(Written instruction):
All the data below goes into the copy word for word, but the pictures don't.

******************************

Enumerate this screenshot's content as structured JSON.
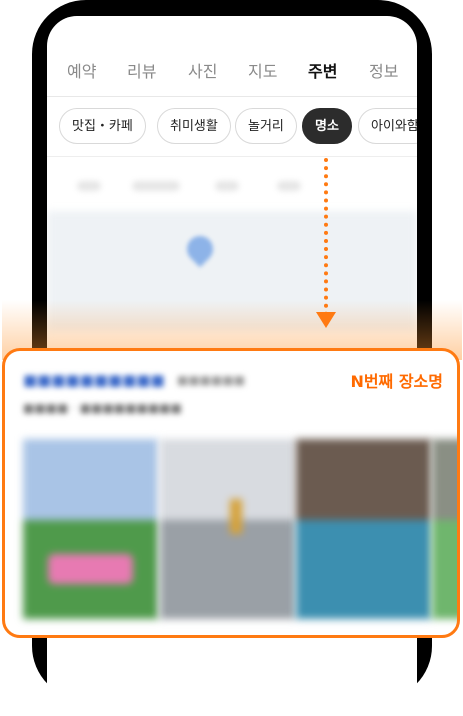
{
  "tabs": [
    {
      "label": "예약",
      "active": false
    },
    {
      "label": "리뷰",
      "active": false
    },
    {
      "label": "사진",
      "active": false
    },
    {
      "label": "지도",
      "active": false
    },
    {
      "label": "주변",
      "active": true
    },
    {
      "label": "정보",
      "active": false
    }
  ],
  "chips": [
    {
      "label": "맛집・카페",
      "active": false
    },
    {
      "label": "취미생활",
      "active": false
    },
    {
      "label": "놀거리",
      "active": false
    },
    {
      "label": "명소",
      "active": true
    },
    {
      "label": "아이와함",
      "active": false
    }
  ],
  "highlight": {
    "label": "N번째 장소명"
  },
  "colors": {
    "accent": "#ff7a12",
    "active_chip": "#2c2c2c",
    "phone_frame": "#000000"
  },
  "icons": [
    "map-pin-icon",
    "arrow-down-icon"
  ]
}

******************************

(Response):
Enumerate this screenshot's content as structured JSON.
{
  "tabs": [
    {
      "label": "예약",
      "active": false
    },
    {
      "label": "리뷰",
      "active": false
    },
    {
      "label": "사진",
      "active": false
    },
    {
      "label": "지도",
      "active": false
    },
    {
      "label": "주변",
      "active": true
    },
    {
      "label": "정보",
      "active": false
    }
  ],
  "chips": [
    {
      "label": "맛집・카페",
      "active": false
    },
    {
      "label": "취미생활",
      "active": false
    },
    {
      "label": "놀거리",
      "active": false
    },
    {
      "label": "명소",
      "active": true
    },
    {
      "label": "아이와함",
      "active": false
    }
  ],
  "highlight": {
    "label": "N번째 장소명"
  },
  "colors": {
    "accent": "#ff7a12",
    "active_chip": "#2c2c2c",
    "phone_frame": "#000000"
  },
  "icons": [
    "map-pin-icon",
    "arrow-down-icon"
  ]
}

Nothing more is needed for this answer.